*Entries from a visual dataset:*

━━━━━━━━━━━━━━━━━━━━

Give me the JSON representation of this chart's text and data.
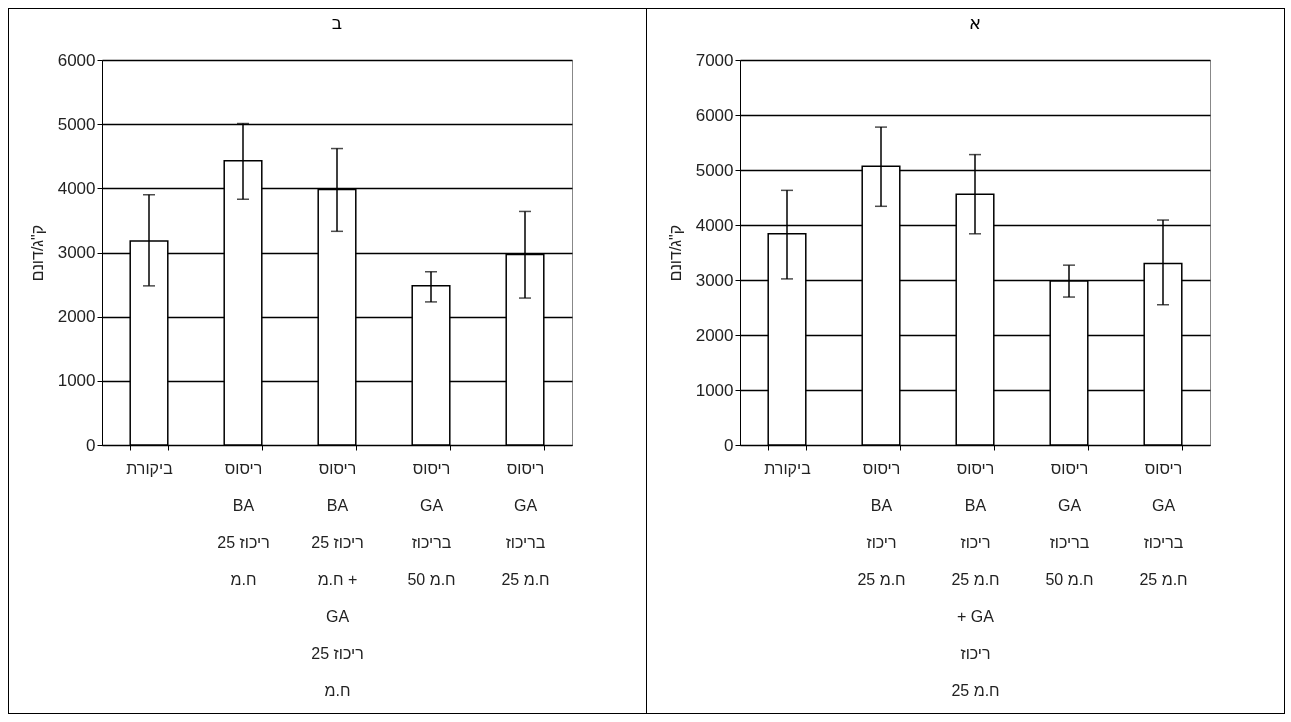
{
  "chart_data": [
    {
      "type": "bar",
      "title": "ב",
      "ylabel": "ק\"ג/דונם",
      "categories": [
        "ביקורת",
        "ריסוס\nBA\nריכוז 25\nח.מ",
        "ריסוס\nBA\nריכוז 25\nח.מ +\nGA\nריכוז 25\nח.מ",
        "ריסוס\nGA\nבריכוז\n50 ח.מ",
        "ריסוס\nGA\nבריכוז\n25 ח.מ"
      ],
      "series": [
        {
          "color": "#ffffff",
          "values": [
            3180,
            4430,
            3980,
            2480,
            2970
          ],
          "errors": [
            [
              2480,
              3900
            ],
            [
              3830,
              5010
            ],
            [
              3330,
              4620
            ],
            [
              2230,
              2700
            ],
            [
              2290,
              3640
            ]
          ]
        }
      ],
      "ylim": [
        0,
        6000
      ],
      "yticks": [
        0,
        1000,
        2000,
        3000,
        4000,
        5000,
        6000
      ],
      "grid": "y"
    },
    {
      "type": "bar",
      "title": "א",
      "ylabel": "ק\"ג/דונם",
      "categories": [
        "ביקורת",
        "ריסוס\nBA\nריכוז\n25 ח.מ",
        "ריסוס\nBA\nריכוז\n25 ח.מ\n+ GA\nריכוז\n25 ח.מ",
        "ריסוס\nGA\nבריכוז\n50 ח.מ",
        "ריסוס\nGA\nבריכוז\n25 ח.מ"
      ],
      "series": [
        {
          "color": "#ffffff",
          "values": [
            3840,
            5070,
            4560,
            2980,
            3300
          ],
          "errors": [
            [
              3020,
              4630
            ],
            [
              4340,
              5780
            ],
            [
              3840,
              5280
            ],
            [
              2690,
              3270
            ],
            [
              2550,
              4090
            ]
          ]
        }
      ],
      "ylim": [
        0,
        7000
      ],
      "yticks": [
        0,
        1000,
        2000,
        3000,
        4000,
        5000,
        6000,
        7000
      ],
      "grid": "y"
    }
  ]
}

━━━━━━━━━━━━━━━━━━━━

Pictures in the records must not appear in the copy; transcribe everything else precisely.

*THE COMPLETED TASK:*
Give me the JSON representation of this chart's text and data.
{
  "chart_data": [
    {
      "type": "bar",
      "title": "ב",
      "ylabel": "ק\"ג/דונם",
      "categories": [
        "ביקורת",
        "ריסוס\nBA\nריכוז 25\nח.מ",
        "ריסוס\nBA\nריכוז 25\nח.מ +\nGA\nריכוז 25\nח.מ",
        "ריסוס\nGA\nבריכוז\n50 ח.מ",
        "ריסוס\nGA\nבריכוז\n25 ח.מ"
      ],
      "series": [
        {
          "color": "#ffffff",
          "values": [
            3180,
            4430,
            3980,
            2480,
            2970
          ],
          "errors": [
            [
              2480,
              3900
            ],
            [
              3830,
              5010
            ],
            [
              3330,
              4620
            ],
            [
              2230,
              2700
            ],
            [
              2290,
              3640
            ]
          ]
        }
      ],
      "ylim": [
        0,
        6000
      ],
      "yticks": [
        0,
        1000,
        2000,
        3000,
        4000,
        5000,
        6000
      ],
      "grid": "y"
    },
    {
      "type": "bar",
      "title": "א",
      "ylabel": "ק\"ג/דונם",
      "categories": [
        "ביקורת",
        "ריסוס\nBA\nריכוז\n25 ח.מ",
        "ריסוס\nBA\nריכוז\n25 ח.מ\n+ GA\nריכוז\n25 ח.מ",
        "ריסוס\nGA\nבריכוז\n50 ח.מ",
        "ריסוס\nGA\nבריכוז\n25 ח.מ"
      ],
      "series": [
        {
          "color": "#ffffff",
          "values": [
            3840,
            5070,
            4560,
            2980,
            3300
          ],
          "errors": [
            [
              3020,
              4630
            ],
            [
              4340,
              5780
            ],
            [
              3840,
              5280
            ],
            [
              2690,
              3270
            ],
            [
              2550,
              4090
            ]
          ]
        }
      ],
      "ylim": [
        0,
        7000
      ],
      "yticks": [
        0,
        1000,
        2000,
        3000,
        4000,
        5000,
        6000,
        7000
      ],
      "grid": "y"
    }
  ]
}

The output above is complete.